>> Begin Entries
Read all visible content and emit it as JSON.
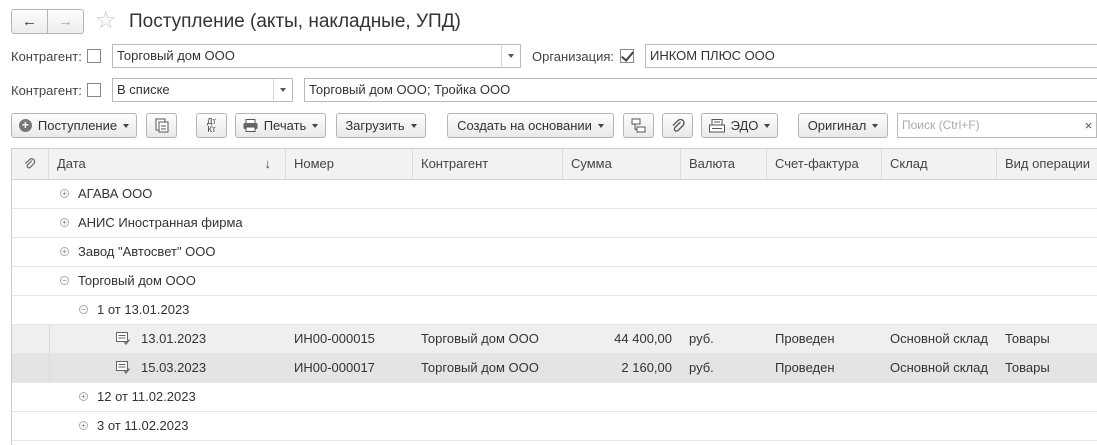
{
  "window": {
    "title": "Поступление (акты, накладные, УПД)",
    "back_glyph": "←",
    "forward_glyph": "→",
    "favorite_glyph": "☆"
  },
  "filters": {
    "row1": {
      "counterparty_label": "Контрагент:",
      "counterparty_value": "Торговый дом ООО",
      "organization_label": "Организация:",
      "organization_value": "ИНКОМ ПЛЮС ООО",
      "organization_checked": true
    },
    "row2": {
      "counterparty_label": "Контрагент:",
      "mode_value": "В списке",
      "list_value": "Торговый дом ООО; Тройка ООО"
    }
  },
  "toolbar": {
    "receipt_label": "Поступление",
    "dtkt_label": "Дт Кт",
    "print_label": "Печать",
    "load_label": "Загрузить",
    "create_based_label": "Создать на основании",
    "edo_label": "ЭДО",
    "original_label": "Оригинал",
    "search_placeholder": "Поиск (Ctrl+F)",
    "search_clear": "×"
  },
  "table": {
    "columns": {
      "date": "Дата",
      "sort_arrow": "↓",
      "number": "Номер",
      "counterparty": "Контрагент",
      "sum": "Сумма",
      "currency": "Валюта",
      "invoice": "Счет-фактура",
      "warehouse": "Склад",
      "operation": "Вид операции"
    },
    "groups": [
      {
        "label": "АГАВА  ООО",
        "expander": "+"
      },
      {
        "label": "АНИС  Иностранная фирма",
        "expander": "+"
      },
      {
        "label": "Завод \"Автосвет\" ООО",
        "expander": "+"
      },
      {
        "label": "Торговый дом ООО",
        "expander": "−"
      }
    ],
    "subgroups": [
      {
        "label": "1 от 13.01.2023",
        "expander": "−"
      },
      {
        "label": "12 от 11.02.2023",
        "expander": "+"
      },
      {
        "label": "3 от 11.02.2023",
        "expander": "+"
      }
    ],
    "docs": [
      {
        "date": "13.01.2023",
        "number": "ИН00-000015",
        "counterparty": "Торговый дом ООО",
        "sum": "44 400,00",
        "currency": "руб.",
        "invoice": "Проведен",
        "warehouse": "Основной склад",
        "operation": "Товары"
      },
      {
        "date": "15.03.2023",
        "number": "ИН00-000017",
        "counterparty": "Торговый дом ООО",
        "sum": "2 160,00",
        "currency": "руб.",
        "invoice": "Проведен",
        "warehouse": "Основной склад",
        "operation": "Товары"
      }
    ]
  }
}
>> End Entries
● Written instruction: Show all lines in the entries above where the string "Торговый" appears.

● Result of this exercise:
      "counterparty_value": "Торговый дом ООО",
      "list_value": "Торговый дом ООО; Тройка ООО"
        "label": "Торговый дом ООО",
        "counterparty": "Торговый дом ООО",
        "counterparty": "Торговый дом ООО",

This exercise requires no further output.